■ CHALLENGE ■
Go through each line of the records below and count those with the word "hård". Give only the count.

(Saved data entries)

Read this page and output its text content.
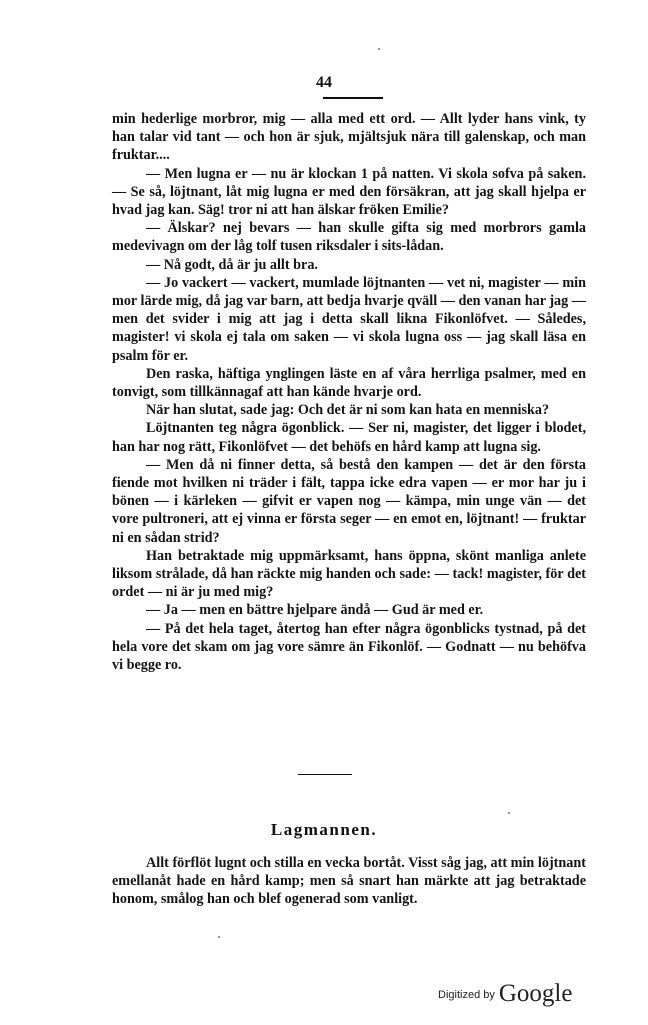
44

min hederlige morbror, mig — alla med ett ord. — Allt lyder hans vink, ty han talar vid tant — och hon är sjuk, mjältsjuk nära till galenskap, och man fruktar....

— Men lugna er — nu är klockan 1 på natten. Vi skola sofva på saken. — Se så, löjtnant, låt mig lugna er med den försäkran, att jag skall hjelpa er hvad jag kan. Säg! tror ni att han älskar fröken Emilie?

— Älskar? nej bevars — han skulle gifta sig med morbrors gamla medevivagn om der låg tolf tusen riksdaler i sits-lådan.

— Nå godt, då är ju allt bra.

— Jo vackert — vackert, mumlade löjtnanten — vet ni, magister — min mor lärde mig, då jag var barn, att bedja hvarje qväll — den vanan har jag — men det svider i mig att jag i detta skall likna Fikonlöfvet. — Således, magister! vi skola ej tala om saken — vi skola lugna oss — jag skall läsa en psalm för er.

Den raska, häftiga ynglingen läste en af våra herrliga psalmer, med en tonvigt, som tillkännagaf att han kände hvarje ord.

När han slutat, sade jag: Och det är ni som kan hata en menniska?

Löjtnanten teg några ögonblick. — Ser ni, magister, det ligger i blodet, han har nog rätt, Fikonlöfvet — det behöfs en hård kamp att lugna sig.

— Men då ni finner detta, så bestå den kampen — det är den första fiende mot hvilken ni träder i fält, tappa icke edra vapen — er mor har ju i bönen — i kärleken — gifvit er vapen nog — kämpa, min unge vän — det vore pultroneri, att ej vinna er första seger — en emot en, löjtnant! — fruktar ni en sådan strid?

Han betraktade mig uppmärksamt, hans öppna, skönt manliga anlete liksom strålade, då han räckte mig handen och sade: — tack! magister, för det ordet — ni är ju med mig?

— Ja — men en bättre hjelpare ändå — Gud är med er.

— På det hela taget, återtog han efter några ögonblicks tystnad, på det hela vore det skam om jag vore sämre än Fikonlöf. — Godnatt — nu behöfva vi begge ro.

Lagmannen.

Allt förflöt lugnt och stilla en vecka bortåt. Visst såg jag, att min löjtnant emellanåt hade en hård kamp; men så snart han märkte att jag betraktade honom, smålog han och blef ogenerad som vanligt.

Digitized by Google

■ SOLVED PROBLEM ■
2